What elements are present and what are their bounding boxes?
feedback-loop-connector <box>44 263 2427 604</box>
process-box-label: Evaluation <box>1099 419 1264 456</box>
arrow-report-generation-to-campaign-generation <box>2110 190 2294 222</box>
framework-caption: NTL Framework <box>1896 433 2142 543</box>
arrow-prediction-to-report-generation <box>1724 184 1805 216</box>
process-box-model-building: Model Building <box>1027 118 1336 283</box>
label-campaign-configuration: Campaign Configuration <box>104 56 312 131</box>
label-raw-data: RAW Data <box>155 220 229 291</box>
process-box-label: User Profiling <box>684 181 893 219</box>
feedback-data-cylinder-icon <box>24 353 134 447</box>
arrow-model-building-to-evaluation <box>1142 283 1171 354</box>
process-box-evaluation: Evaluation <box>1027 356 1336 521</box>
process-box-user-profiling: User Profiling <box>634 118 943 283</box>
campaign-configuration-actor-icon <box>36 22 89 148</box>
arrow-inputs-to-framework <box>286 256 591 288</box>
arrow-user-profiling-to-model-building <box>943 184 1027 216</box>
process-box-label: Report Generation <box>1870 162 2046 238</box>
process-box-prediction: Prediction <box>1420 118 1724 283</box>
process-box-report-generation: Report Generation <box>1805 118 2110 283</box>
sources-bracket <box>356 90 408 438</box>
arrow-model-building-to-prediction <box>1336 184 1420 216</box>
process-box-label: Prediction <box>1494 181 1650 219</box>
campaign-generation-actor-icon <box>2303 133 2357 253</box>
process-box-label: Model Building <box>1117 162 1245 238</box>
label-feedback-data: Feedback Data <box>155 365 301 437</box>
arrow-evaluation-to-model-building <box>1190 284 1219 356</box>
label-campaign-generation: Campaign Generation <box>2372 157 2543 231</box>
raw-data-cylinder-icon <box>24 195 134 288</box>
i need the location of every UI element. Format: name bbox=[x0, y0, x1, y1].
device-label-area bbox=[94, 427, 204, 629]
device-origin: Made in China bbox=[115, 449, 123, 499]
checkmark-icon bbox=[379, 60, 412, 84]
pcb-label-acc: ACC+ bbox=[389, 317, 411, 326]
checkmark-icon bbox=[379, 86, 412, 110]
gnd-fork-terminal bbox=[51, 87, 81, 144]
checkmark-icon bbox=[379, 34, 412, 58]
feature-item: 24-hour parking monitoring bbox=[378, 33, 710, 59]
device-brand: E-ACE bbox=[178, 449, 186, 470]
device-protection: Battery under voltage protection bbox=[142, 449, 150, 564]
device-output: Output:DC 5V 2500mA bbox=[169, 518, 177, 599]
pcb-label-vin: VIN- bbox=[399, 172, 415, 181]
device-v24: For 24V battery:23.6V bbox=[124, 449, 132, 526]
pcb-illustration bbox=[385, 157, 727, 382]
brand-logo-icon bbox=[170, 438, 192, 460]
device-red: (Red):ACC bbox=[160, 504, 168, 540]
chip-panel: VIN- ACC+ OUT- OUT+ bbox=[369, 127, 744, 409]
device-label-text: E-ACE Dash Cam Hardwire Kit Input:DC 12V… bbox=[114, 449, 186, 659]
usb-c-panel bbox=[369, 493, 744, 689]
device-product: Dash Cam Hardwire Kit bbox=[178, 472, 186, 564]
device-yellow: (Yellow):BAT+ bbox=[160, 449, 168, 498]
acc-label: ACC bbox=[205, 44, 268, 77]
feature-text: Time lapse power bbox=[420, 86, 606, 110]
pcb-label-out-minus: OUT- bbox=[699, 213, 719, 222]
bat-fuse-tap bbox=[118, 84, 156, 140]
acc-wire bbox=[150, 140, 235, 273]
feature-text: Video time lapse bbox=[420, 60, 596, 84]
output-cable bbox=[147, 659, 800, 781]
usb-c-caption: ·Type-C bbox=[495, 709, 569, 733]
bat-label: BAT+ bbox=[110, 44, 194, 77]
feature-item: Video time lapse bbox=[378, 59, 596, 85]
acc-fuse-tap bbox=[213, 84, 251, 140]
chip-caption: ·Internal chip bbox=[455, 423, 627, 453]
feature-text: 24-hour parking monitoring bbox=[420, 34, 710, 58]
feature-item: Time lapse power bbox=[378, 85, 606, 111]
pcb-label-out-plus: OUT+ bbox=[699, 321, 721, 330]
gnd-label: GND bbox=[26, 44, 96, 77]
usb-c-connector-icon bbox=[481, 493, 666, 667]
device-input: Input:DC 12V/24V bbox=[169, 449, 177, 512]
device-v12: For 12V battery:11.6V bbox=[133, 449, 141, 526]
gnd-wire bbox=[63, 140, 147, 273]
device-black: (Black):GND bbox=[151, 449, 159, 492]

....

Stated exercise: Copy the records word for word, from their start up to and including the line that contains "process-box-prediction: Prediction <box>1420".

Task result:
What elements are present and what are their bounding boxes?
feedback-loop-connector <box>44 263 2427 604</box>
process-box-label: Evaluation <box>1099 419 1264 456</box>
arrow-report-generation-to-campaign-generation <box>2110 190 2294 222</box>
framework-caption: NTL Framework <box>1896 433 2142 543</box>
arrow-prediction-to-report-generation <box>1724 184 1805 216</box>
process-box-model-building: Model Building <box>1027 118 1336 283</box>
label-campaign-configuration: Campaign Configuration <box>104 56 312 131</box>
label-raw-data: RAW Data <box>155 220 229 291</box>
process-box-label: User Profiling <box>684 181 893 219</box>
feedback-data-cylinder-icon <box>24 353 134 447</box>
arrow-model-building-to-evaluation <box>1142 283 1171 354</box>
process-box-evaluation: Evaluation <box>1027 356 1336 521</box>
process-box-user-profiling: User Profiling <box>634 118 943 283</box>
campaign-configuration-actor-icon <box>36 22 89 148</box>
arrow-inputs-to-framework <box>286 256 591 288</box>
arrow-user-profiling-to-model-building <box>943 184 1027 216</box>
process-box-label: Report Generation <box>1870 162 2046 238</box>
process-box-prediction: Prediction <box>1420 118 1724 283</box>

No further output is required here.